EXERCISE AIM: Say how many lines contain "frac", using only the number.

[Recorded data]
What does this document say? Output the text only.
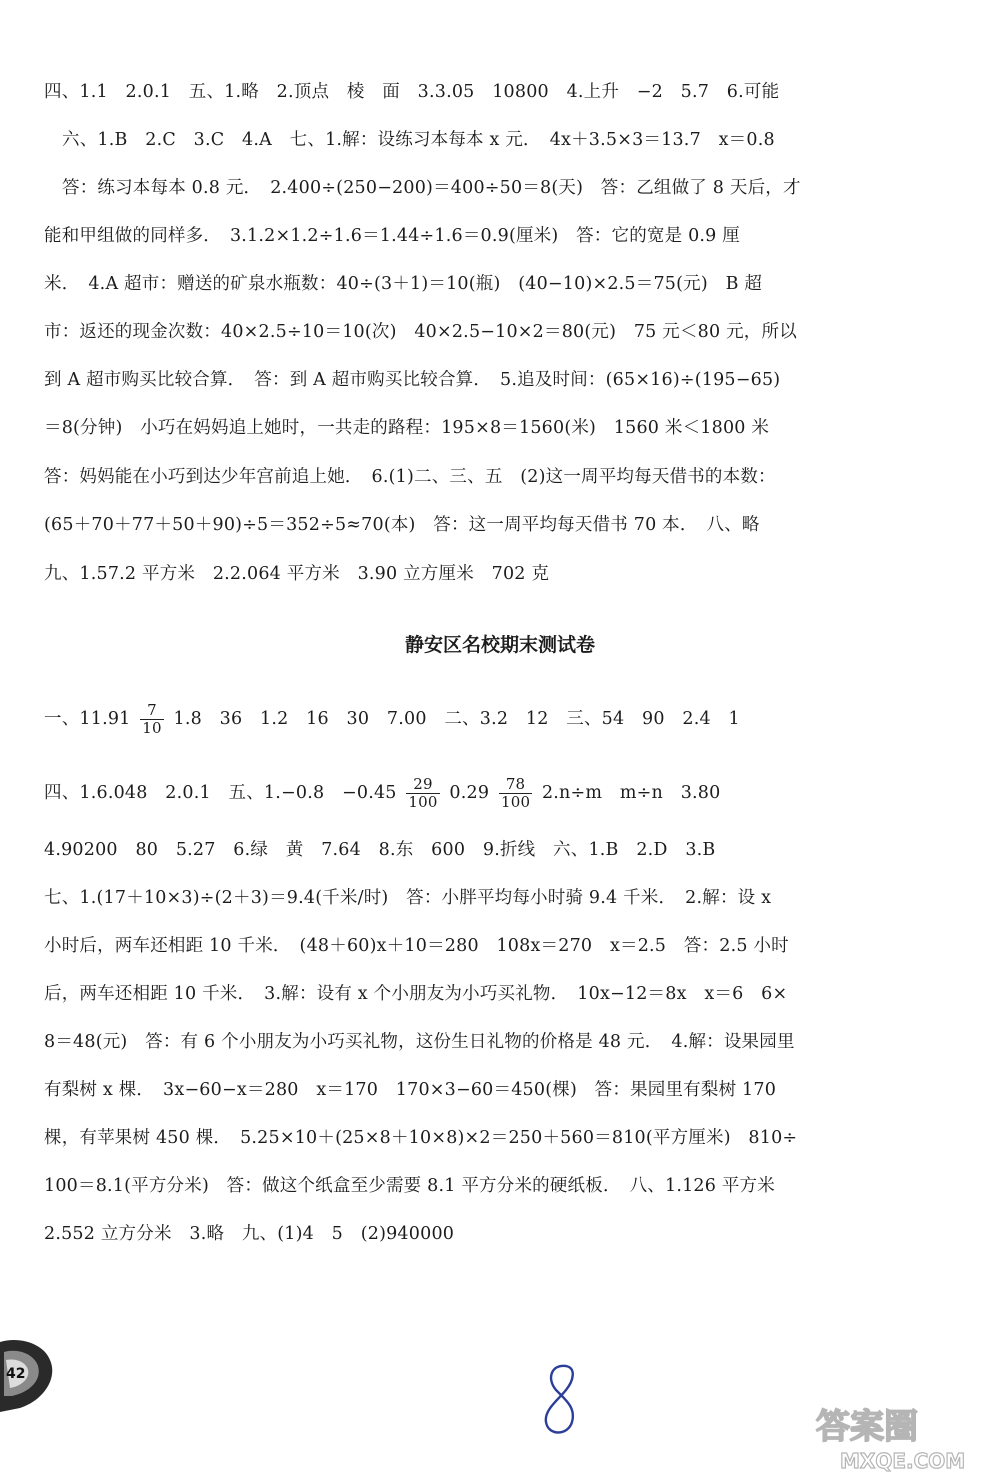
四、1.1　2.0.1　五、1.略　2.顶点　棱　面　3.3.05　10800　4.上升　−2　5.7　6.可能
六、1.B　2.C　3.C　4.A　七、1.解：设练习本每本 x 元．　4x＋3.5×3＝13.7　x＝0.8
答：练习本每本 0.8 元．　2.400÷(250−200)＝400÷50＝8(天)　答：乙组做了 8 天后，才
能和甲组做的同样多．　3.1.2×1.2÷1.6＝1.44÷1.6＝0.9(厘米)　答：它的宽是 0.9 厘
米．　4.A 超市：赠送的矿泉水瓶数：40÷(3＋1)＝10(瓶)　(40−10)×2.5＝75(元)　B 超
市：返还的现金次数：40×2.5÷10＝10(次)　40×2.5−10×2＝80(元)　75 元＜80 元，所以
到 A 超市购买比较合算．　答：到 A 超市购买比较合算．　5.追及时间：(65×16)÷(195−65)
＝8(分钟)　小巧在妈妈追上她时，一共走的路程：195×8＝1560(米)　1560 米＜1800 米
答：妈妈能在小巧到达少年宫前追上她．　6.(1)二、三、五　(2)这一周平均每天借书的本数：
(65＋70＋77＋50＋90)÷5＝352÷5≈70(本)　答：这一周平均每天借书 70 本．　八、略
九、1.57.2 平方米　2.2.064 平方米　3.90 立方厘米　702 克
静安区名校期末测试卷
一、$11.91 \frac{7}{10} 1.8$　36　1.2　16　30　7.00　二、3.2　12　三、54　90　2.4　1
四、1.6.048　2.0.1　五、1.−0.8　$-0.45 \frac{29}{100} 0.29 \frac{78}{100} 2.n\div m$　m÷n　3.80
4.90200　80　5.27　6.绿　黄　7.64　8.东　600　9.折线　六、1.B　2.D　3.B
七、1.(17＋10×3)÷(2＋3)＝9.4(千米/时)　答：小胖平均每小时骑 9.4 千米．　2.解：设 x
小时后，两车还相距 10 千米．　(48＋60)x＋10＝280　108x＝270　x＝2.5　答：2.5 小时
后，两车还相距 10 千米．　3.解：设有 x 个小朋友为小巧买礼物．　10x−12＝8x　x＝6　6×
8＝48(元)　答：有 6 个小朋友为小巧买礼物，这份生日礼物的价格是 48 元．　4.解：设果园里
有梨树 x 棵．　3x−60−x＝280　x＝170　170×3−60＝450(棵)　答：果园里有梨树 170
棵，有苹果树 450 棵．　5.25×10＋(25×8＋10×8)×2＝250＋560＝810(平方厘米)　810÷
100＝8.1(平方分米)　答：做这个纸盒至少需要 8.1 平方分米的硬纸板．　八、1.126 平方米
2.552 立方分米　3.略　九、(1)4　5　(2)940000
42
答案圈
MXQE.COM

RESULT: 2